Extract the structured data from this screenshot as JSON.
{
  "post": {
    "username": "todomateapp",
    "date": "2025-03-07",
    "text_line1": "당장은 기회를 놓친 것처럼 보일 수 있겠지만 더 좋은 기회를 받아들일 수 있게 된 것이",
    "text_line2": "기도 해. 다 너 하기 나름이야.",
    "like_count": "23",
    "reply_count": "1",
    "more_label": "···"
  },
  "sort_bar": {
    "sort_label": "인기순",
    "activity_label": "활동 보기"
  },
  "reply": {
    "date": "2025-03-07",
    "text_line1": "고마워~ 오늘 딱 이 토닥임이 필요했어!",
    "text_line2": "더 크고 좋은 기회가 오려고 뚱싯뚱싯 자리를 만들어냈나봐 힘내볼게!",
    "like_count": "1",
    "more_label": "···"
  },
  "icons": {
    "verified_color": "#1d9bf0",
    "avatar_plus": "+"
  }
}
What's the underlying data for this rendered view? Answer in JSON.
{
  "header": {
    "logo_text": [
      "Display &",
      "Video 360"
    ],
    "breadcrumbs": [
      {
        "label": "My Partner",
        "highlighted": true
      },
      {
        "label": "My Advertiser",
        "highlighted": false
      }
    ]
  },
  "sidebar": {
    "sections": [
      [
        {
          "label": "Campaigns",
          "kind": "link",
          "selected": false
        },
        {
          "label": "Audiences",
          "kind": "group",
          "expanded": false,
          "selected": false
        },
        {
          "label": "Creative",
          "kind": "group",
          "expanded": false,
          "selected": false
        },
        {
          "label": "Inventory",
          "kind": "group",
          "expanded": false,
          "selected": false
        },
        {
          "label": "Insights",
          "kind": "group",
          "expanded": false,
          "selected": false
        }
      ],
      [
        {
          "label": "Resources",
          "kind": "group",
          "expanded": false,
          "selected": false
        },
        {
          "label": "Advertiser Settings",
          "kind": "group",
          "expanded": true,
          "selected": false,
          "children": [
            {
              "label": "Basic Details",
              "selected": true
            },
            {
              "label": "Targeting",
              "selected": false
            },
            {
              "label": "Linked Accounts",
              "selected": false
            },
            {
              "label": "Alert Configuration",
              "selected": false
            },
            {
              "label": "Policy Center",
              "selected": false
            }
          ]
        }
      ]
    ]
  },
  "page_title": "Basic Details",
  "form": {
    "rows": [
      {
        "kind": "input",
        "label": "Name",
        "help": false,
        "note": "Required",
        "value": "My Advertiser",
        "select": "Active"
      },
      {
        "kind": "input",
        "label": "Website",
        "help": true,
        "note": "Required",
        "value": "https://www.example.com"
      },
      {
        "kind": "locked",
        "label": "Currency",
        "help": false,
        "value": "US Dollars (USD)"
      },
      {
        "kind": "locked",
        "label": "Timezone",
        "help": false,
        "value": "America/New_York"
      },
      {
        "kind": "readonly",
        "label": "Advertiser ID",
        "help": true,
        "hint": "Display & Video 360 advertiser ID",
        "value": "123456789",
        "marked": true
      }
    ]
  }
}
____________________
• _What needs to be done_
Restate the whole listing exactly, leaving out nothing.

• _Written response_
Extract the structured data from this screenshot as JSON.
{
  "post": {
    "username": "todomateapp",
    "date": "2025-03-07",
    "text_line1": "당장은 기회를 놓친 것처럼 보일 수 있겠지만 더 좋은 기회를 받아들일 수 있게 된 것이",
    "text_line2": "기도 해. 다 너 하기 나름이야.",
    "like_count": "23",
    "reply_count": "1",
    "more_label": "···"
  },
  "sort_bar": {
    "sort_label": "인기순",
    "activity_label": "활동 보기"
  },
  "reply": {
    "date": "2025-03-07",
    "text_line1": "고마워~ 오늘 딱 이 토닥임이 필요했어!",
    "text_line2": "더 크고 좋은 기회가 오려고 뚱싯뚱싯 자리를 만들어냈나봐 힘내볼게!",
    "like_count": "1",
    "more_label": "···"
  },
  "icons": {
    "verified_color": "#1d9bf0",
    "avatar_plus": "+"
  }
}
What's the underlying data for this rendered view? Answer in JSON.
{
  "header": {
    "logo_text": [
      "Display &",
      "Video 360"
    ],
    "breadcrumbs": [
      {
        "label": "My Partner",
        "highlighted": true
      },
      {
        "label": "My Advertiser",
        "highlighted": false
      }
    ]
  },
  "sidebar": {
    "sections": [
      [
        {
          "label": "Campaigns",
          "kind": "link",
          "selected": false
        },
        {
          "label": "Audiences",
          "kind": "group",
          "expanded": false,
          "selected": false
        },
        {
          "label": "Creative",
          "kind": "group",
          "expanded": false,
          "selected": false
        },
        {
          "label": "Inventory",
          "kind": "group",
          "expanded": false,
          "selected": false
        },
        {
          "label": "Insights",
          "kind": "group",
          "expanded": false,
          "selected": false
        }
      ],
      [
        {
          "label": "Resources",
          "kind": "group",
          "expanded": false,
          "selected": false
        },
        {
          "label": "Advertiser Settings",
          "kind": "group",
          "expanded": true,
          "selected": false,
          "children": [
            {
              "label": "Basic Details",
              "selected": true
            },
            {
              "label": "Targeting",
              "selected": false
            },
            {
              "label": "Linked Accounts",
              "selected": false
            },
            {
              "label": "Alert Configuration",
              "selected": false
            },
            {
              "label": "Policy Center",
              "selected": false
            }
          ]
        }
      ]
    ]
  },
  "page_title": "Basic Details",
  "form": {
    "rows": [
      {
        "kind": "input",
        "label": "Name",
        "help": false,
        "note": "Required",
        "value": "My Advertiser",
        "select": "Active"
      },
      {
        "kind": "input",
        "label": "Website",
        "help": true,
        "note": "Required",
        "value": "https://www.example.com"
      },
      {
        "kind": "locked",
        "label": "Currency",
        "help": false,
        "value": "US Dollars (USD)"
      },
      {
        "kind": "locked",
        "label": "Timezone",
        "help": false,
        "value": "America/New_York"
      },
      {
        "kind": "readonly",
        "label": "Advertiser ID",
        "help": true,
        "hint": "Display & Video 360 advertiser ID",
        "value": "123456789",
        "marked": true
      }
    ]
  }
}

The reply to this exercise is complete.